## DATASET EXCERPTS
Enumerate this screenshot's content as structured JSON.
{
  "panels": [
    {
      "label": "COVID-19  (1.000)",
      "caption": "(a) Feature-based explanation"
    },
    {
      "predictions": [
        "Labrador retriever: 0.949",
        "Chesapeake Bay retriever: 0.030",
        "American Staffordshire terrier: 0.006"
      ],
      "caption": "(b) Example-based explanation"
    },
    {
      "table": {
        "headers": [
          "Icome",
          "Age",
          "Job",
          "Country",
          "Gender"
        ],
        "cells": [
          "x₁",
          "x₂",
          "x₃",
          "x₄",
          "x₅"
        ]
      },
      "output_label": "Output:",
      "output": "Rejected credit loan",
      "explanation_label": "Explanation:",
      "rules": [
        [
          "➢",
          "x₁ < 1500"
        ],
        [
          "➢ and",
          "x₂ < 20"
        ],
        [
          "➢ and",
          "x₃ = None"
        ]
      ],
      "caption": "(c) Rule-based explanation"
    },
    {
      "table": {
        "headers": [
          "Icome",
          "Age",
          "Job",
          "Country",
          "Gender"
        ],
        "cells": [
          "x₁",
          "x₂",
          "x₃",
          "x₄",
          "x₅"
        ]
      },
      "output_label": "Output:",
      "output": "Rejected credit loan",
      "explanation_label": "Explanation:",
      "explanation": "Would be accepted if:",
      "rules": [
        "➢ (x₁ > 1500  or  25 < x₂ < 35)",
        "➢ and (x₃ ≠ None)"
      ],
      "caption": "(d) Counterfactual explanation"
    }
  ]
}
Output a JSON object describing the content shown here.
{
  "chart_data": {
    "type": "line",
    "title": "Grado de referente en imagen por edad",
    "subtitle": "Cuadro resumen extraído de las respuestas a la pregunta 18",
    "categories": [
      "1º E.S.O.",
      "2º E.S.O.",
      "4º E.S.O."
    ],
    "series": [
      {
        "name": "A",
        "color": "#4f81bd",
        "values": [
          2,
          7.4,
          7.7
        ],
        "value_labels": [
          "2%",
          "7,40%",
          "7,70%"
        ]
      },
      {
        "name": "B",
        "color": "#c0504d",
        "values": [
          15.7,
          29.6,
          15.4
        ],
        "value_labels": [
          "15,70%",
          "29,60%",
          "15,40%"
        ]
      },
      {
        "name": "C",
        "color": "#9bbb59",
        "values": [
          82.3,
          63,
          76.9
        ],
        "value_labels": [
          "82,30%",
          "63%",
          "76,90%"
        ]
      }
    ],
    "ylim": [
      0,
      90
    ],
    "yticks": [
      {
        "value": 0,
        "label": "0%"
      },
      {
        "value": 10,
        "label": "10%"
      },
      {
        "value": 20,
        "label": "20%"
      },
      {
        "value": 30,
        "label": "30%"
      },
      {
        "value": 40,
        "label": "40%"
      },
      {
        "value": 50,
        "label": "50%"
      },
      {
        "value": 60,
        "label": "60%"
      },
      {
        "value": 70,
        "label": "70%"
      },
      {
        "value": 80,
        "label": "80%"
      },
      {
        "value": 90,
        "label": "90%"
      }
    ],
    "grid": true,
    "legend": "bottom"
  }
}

## EXERCISE
Quote each line above in full, word for word.

## ANSWER IN FULL
Enumerate this screenshot's content as structured JSON.
{
  "panels": [
    {
      "label": "COVID-19  (1.000)",
      "caption": "(a) Feature-based explanation"
    },
    {
      "predictions": [
        "Labrador retriever: 0.949",
        "Chesapeake Bay retriever: 0.030",
        "American Staffordshire terrier: 0.006"
      ],
      "caption": "(b) Example-based explanation"
    },
    {
      "table": {
        "headers": [
          "Icome",
          "Age",
          "Job",
          "Country",
          "Gender"
        ],
        "cells": [
          "x₁",
          "x₂",
          "x₃",
          "x₄",
          "x₅"
        ]
      },
      "output_label": "Output:",
      "output": "Rejected credit loan",
      "explanation_label": "Explanation:",
      "rules": [
        [
          "➢",
          "x₁ < 1500"
        ],
        [
          "➢ and",
          "x₂ < 20"
        ],
        [
          "➢ and",
          "x₃ = None"
        ]
      ],
      "caption": "(c) Rule-based explanation"
    },
    {
      "table": {
        "headers": [
          "Icome",
          "Age",
          "Job",
          "Country",
          "Gender"
        ],
        "cells": [
          "x₁",
          "x₂",
          "x₃",
          "x₄",
          "x₅"
        ]
      },
      "output_label": "Output:",
      "output": "Rejected credit loan",
      "explanation_label": "Explanation:",
      "explanation": "Would be accepted if:",
      "rules": [
        "➢ (x₁ > 1500  or  25 < x₂ < 35)",
        "➢ and (x₃ ≠ None)"
      ],
      "caption": "(d) Counterfactual explanation"
    }
  ]
}
Output a JSON object describing the content shown here.
{
  "chart_data": {
    "type": "line",
    "title": "Grado de referente en imagen por edad",
    "subtitle": "Cuadro resumen extraído de las respuestas a la pregunta 18",
    "categories": [
      "1º E.S.O.",
      "2º E.S.O.",
      "4º E.S.O."
    ],
    "series": [
      {
        "name": "A",
        "color": "#4f81bd",
        "values": [
          2,
          7.4,
          7.7
        ],
        "value_labels": [
          "2%",
          "7,40%",
          "7,70%"
        ]
      },
      {
        "name": "B",
        "color": "#c0504d",
        "values": [
          15.7,
          29.6,
          15.4
        ],
        "value_labels": [
          "15,70%",
          "29,60%",
          "15,40%"
        ]
      },
      {
        "name": "C",
        "color": "#9bbb59",
        "values": [
          82.3,
          63,
          76.9
        ],
        "value_labels": [
          "82,30%",
          "63%",
          "76,90%"
        ]
      }
    ],
    "ylim": [
      0,
      90
    ],
    "yticks": [
      {
        "value": 0,
        "label": "0%"
      },
      {
        "value": 10,
        "label": "10%"
      },
      {
        "value": 20,
        "label": "20%"
      },
      {
        "value": 30,
        "label": "30%"
      },
      {
        "value": 40,
        "label": "40%"
      },
      {
        "value": 50,
        "label": "50%"
      },
      {
        "value": 60,
        "label": "60%"
      },
      {
        "value": 70,
        "label": "70%"
      },
      {
        "value": 80,
        "label": "80%"
      },
      {
        "value": 90,
        "label": "90%"
      }
    ],
    "grid": true,
    "legend": "bottom"
  }
}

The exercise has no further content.